## EXERCISE DESCRIPTION
Extract every line that contains the word "type".

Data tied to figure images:
+ + +

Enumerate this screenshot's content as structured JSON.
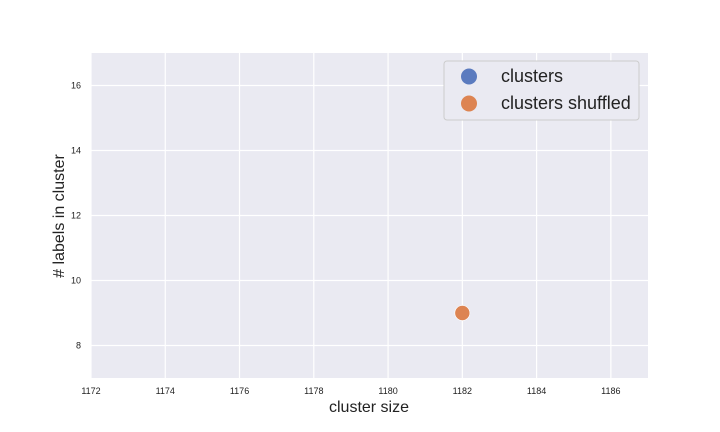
{
  "chart_data": {
    "type": "scatter",
    "xlabel": "cluster size",
    "ylabel": "# labels in cluster",
    "xlim": [
      1172,
      1187
    ],
    "ylim": [
      7,
      17
    ],
    "xticks": [
      1172,
      1174,
      1176,
      1178,
      1180,
      1182,
      1184,
      1186
    ],
    "yticks": [
      8,
      10,
      12,
      14,
      16
    ],
    "grid": true,
    "legend_position": "top-right",
    "series": [
      {
        "name": "clusters",
        "color": "#5b7bbf",
        "points": [
          {
            "x": 1182,
            "y": 9
          }
        ]
      },
      {
        "name": "clusters shuffled",
        "color": "#dd8452",
        "points": [
          {
            "x": 1182,
            "y": 9
          }
        ]
      }
    ]
  }
}
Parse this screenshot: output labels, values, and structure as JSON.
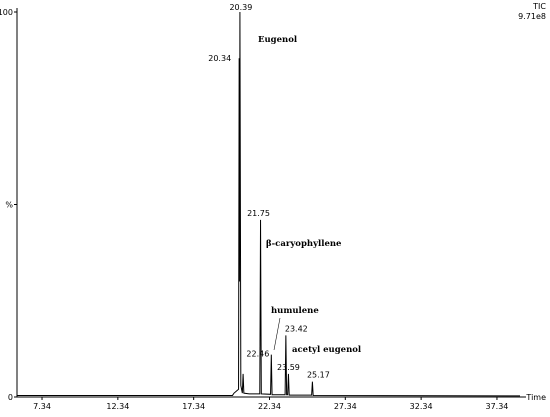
{
  "chart_data": {
    "type": "line",
    "trace_name": "TIC",
    "scale_note": "9.71e8",
    "x_label": "Time",
    "x": [
      5.69,
      19.9,
      20.0,
      20.3,
      20.34,
      20.36,
      20.39,
      20.45,
      20.55,
      20.6,
      20.65,
      21.0,
      21.7,
      21.75,
      21.8,
      22.41,
      22.46,
      22.51,
      23.37,
      23.42,
      23.47,
      23.54,
      23.59,
      23.64,
      25.12,
      25.17,
      25.22,
      38.86
    ],
    "series": [
      {
        "color": "#000000",
        "values": [
          0.4,
          0.4,
          1,
          2,
          88,
          30,
          100,
          3,
          1,
          6,
          1,
          0.8,
          0.8,
          46,
          0.8,
          0.7,
          11,
          0.6,
          0.6,
          16,
          0.6,
          0.6,
          6,
          0.5,
          0.5,
          4,
          0.4,
          0.3
        ]
      }
    ],
    "compounds": [
      "Eugenol",
      "β-caryophyllene",
      "humulene",
      "acetyl eugenol"
    ],
    "xlim": [
      5.69,
      38.86
    ],
    "xticks": [
      7.34,
      12.34,
      17.34,
      22.34,
      27.34,
      32.34,
      37.34
    ],
    "ylim": [
      0,
      100
    ],
    "yticks": [
      0,
      {
        "value": 50,
        "label": "%"
      },
      100
    ]
  }
}
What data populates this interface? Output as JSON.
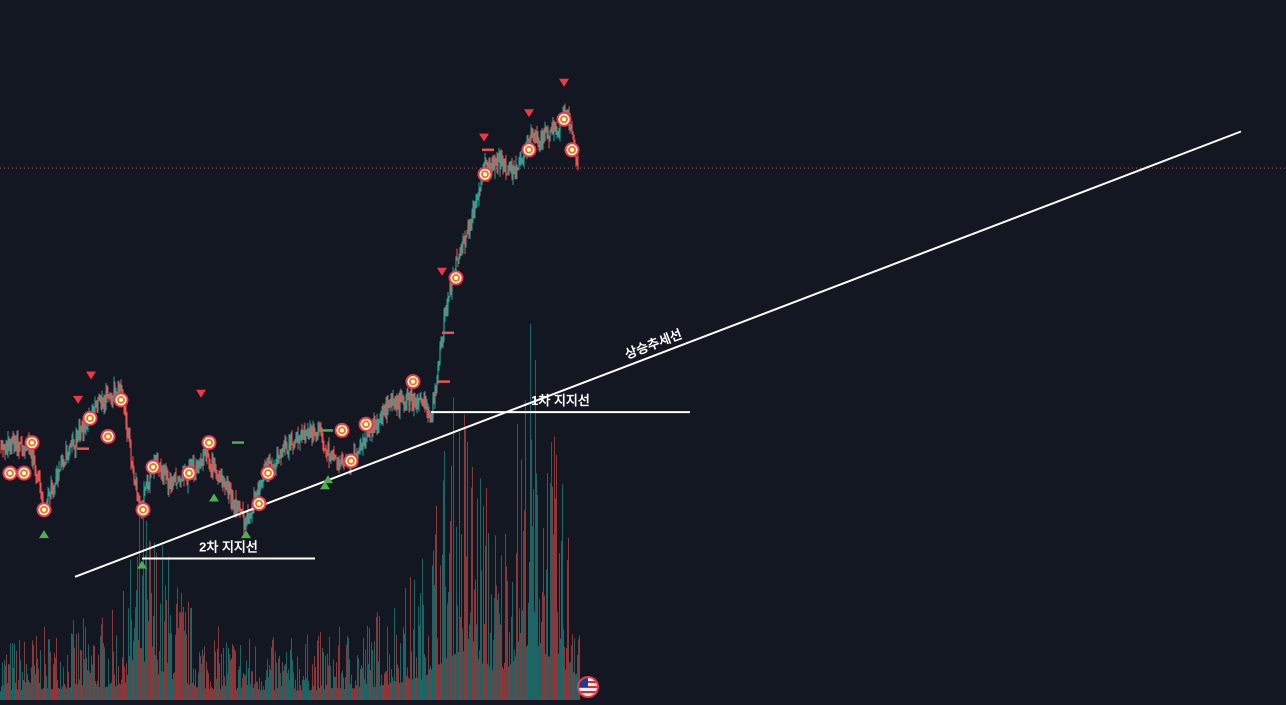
{
  "chart_data": {
    "type": "candlestick",
    "x_count": 620,
    "ylim": [
      0,
      100
    ],
    "grid": false,
    "legend": "none",
    "colors": {
      "background": "#131722",
      "up": "#26a69a",
      "down": "#ef5350",
      "line": "#ffffff",
      "pivot_low": "#4caf50",
      "pivot_high": "#f23645",
      "signal_badge": "#f57c00",
      "level_dotted": "#b2505a"
    },
    "price_path": [
      [
        0,
        33
      ],
      [
        15,
        34
      ],
      [
        30,
        33
      ],
      [
        45,
        23
      ],
      [
        60,
        30
      ],
      [
        75,
        34
      ],
      [
        95,
        40
      ],
      [
        120,
        43
      ],
      [
        140,
        23
      ],
      [
        155,
        31
      ],
      [
        170,
        27
      ],
      [
        185,
        28
      ],
      [
        205,
        32
      ],
      [
        225,
        27
      ],
      [
        245,
        21
      ],
      [
        265,
        29
      ],
      [
        290,
        34
      ],
      [
        315,
        36
      ],
      [
        335,
        31
      ],
      [
        350,
        30
      ],
      [
        365,
        35
      ],
      [
        390,
        40
      ],
      [
        410,
        41
      ],
      [
        425,
        40
      ],
      [
        432,
        39
      ],
      [
        445,
        55
      ],
      [
        455,
        63
      ],
      [
        470,
        70
      ],
      [
        485,
        79
      ],
      [
        500,
        80
      ],
      [
        515,
        78
      ],
      [
        530,
        84
      ],
      [
        545,
        84
      ],
      [
        560,
        86
      ],
      [
        565,
        89
      ],
      [
        572,
        84
      ],
      [
        578,
        80
      ]
    ],
    "volume_profile": [
      [
        0,
        4
      ],
      [
        60,
        5
      ],
      [
        120,
        6
      ],
      [
        142,
        14
      ],
      [
        200,
        5
      ],
      [
        280,
        4
      ],
      [
        360,
        5
      ],
      [
        420,
        9
      ],
      [
        445,
        18
      ],
      [
        460,
        22
      ],
      [
        500,
        11
      ],
      [
        530,
        26
      ],
      [
        560,
        15
      ],
      [
        578,
        10
      ]
    ],
    "pivot_lows": [
      [
        44,
        19
      ],
      [
        142,
        14
      ],
      [
        214,
        25
      ],
      [
        246,
        19
      ],
      [
        325,
        27
      ],
      [
        328,
        28
      ]
    ],
    "pivot_highs": [
      [
        78,
        41
      ],
      [
        91,
        45
      ],
      [
        201,
        42
      ],
      [
        442,
        62
      ],
      [
        484,
        84
      ],
      [
        529,
        88
      ],
      [
        564,
        93
      ]
    ],
    "signal_badges": [
      [
        10,
        29
      ],
      [
        24,
        29
      ],
      [
        32,
        34
      ],
      [
        44,
        23
      ],
      [
        90,
        38
      ],
      [
        108,
        35
      ],
      [
        121,
        41
      ],
      [
        143,
        23
      ],
      [
        153,
        30
      ],
      [
        189,
        29
      ],
      [
        209,
        34
      ],
      [
        268,
        29
      ],
      [
        259,
        24
      ],
      [
        342,
        36
      ],
      [
        351,
        31
      ],
      [
        366,
        37
      ],
      [
        413,
        44
      ],
      [
        456,
        61
      ],
      [
        485,
        78
      ],
      [
        529,
        82
      ],
      [
        564,
        87
      ],
      [
        572,
        82
      ]
    ],
    "level_markers": [
      [
        83,
        33,
        "#ef5350"
      ],
      [
        238,
        34,
        "#4caf50"
      ],
      [
        327,
        36,
        "#4caf50"
      ],
      [
        444,
        44,
        "#ef5350"
      ],
      [
        448,
        52,
        "#ef5350"
      ],
      [
        488,
        82,
        "#ef5350"
      ]
    ],
    "horizontal_level": 79,
    "lines": [
      {
        "name": "uptrend",
        "label": "상승추세선",
        "from": [
          75,
          12
        ],
        "to": [
          1241,
          85
        ]
      },
      {
        "name": "support-1",
        "label": "1차 지지선",
        "from": [
          431,
          39
        ],
        "to": [
          690,
          39
        ]
      },
      {
        "name": "support-2",
        "label": "2차 지지선",
        "from": [
          142,
          15
        ],
        "to": [
          315,
          15
        ]
      }
    ]
  }
}
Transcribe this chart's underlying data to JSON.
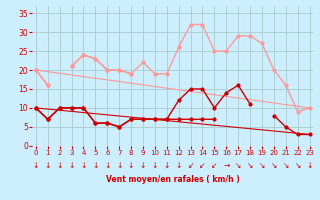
{
  "x": [
    0,
    1,
    2,
    3,
    4,
    5,
    6,
    7,
    8,
    9,
    10,
    11,
    12,
    13,
    14,
    15,
    16,
    17,
    18,
    19,
    20,
    21,
    22,
    23
  ],
  "background_color": "#cceeff",
  "grid_color": "#aacccc",
  "light_red": "#ff9999",
  "mid_red": "#ff6666",
  "dark_red": "#cc0000",
  "ylim": [
    0,
    37
  ],
  "xlim": [
    -0.3,
    23.3
  ],
  "xlabel": "Vent moyen/en rafales ( km/h )",
  "yticks": [
    0,
    5,
    10,
    15,
    20,
    25,
    30,
    35
  ],
  "xticks": [
    0,
    1,
    2,
    3,
    4,
    5,
    6,
    7,
    8,
    9,
    10,
    11,
    12,
    13,
    14,
    15,
    16,
    17,
    18,
    19,
    20,
    21,
    22,
    23
  ],
  "lines_light": [
    [
      20,
      16,
      null,
      21,
      24,
      23,
      20,
      20,
      19,
      22,
      19,
      19,
      26,
      32,
      32,
      25,
      25,
      29,
      29,
      27,
      20,
      16,
      9,
      10
    ],
    [
      20,
      16,
      null,
      21,
      24,
      23,
      20,
      20,
      19,
      null,
      null,
      null,
      null,
      null,
      null,
      null,
      null,
      null,
      null,
      null,
      null,
      null,
      null,
      null
    ]
  ],
  "lines_dark": [
    [
      10,
      7,
      10,
      10,
      10,
      6,
      6,
      5,
      7,
      7,
      7,
      7,
      12,
      15,
      15,
      10,
      14,
      16,
      11,
      null,
      8,
      5,
      3,
      3
    ],
    [
      10,
      7,
      10,
      10,
      10,
      6,
      6,
      5,
      7,
      7,
      7,
      7,
      7,
      7,
      7,
      7,
      null,
      null,
      null,
      null,
      null,
      null,
      null,
      null
    ]
  ],
  "line_light_trend": [
    [
      0,
      20
    ],
    [
      23,
      10
    ]
  ],
  "line_dark_trend": [
    [
      0,
      10
    ],
    [
      23,
      3
    ]
  ],
  "arrows": [
    "↓",
    "↓",
    "↓",
    "↓",
    "↓",
    "↓",
    "↓",
    "↓",
    "↓",
    "↓",
    "↓",
    "↓",
    "↓",
    "↙",
    "↙",
    "↙",
    "→",
    "↘",
    "↘",
    "↘",
    "↘",
    "↘",
    "↘",
    "↓"
  ]
}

+ + +

## FINAL RESULT
    "type": "scatter",
    "type": "line",
    "type": "candlestick",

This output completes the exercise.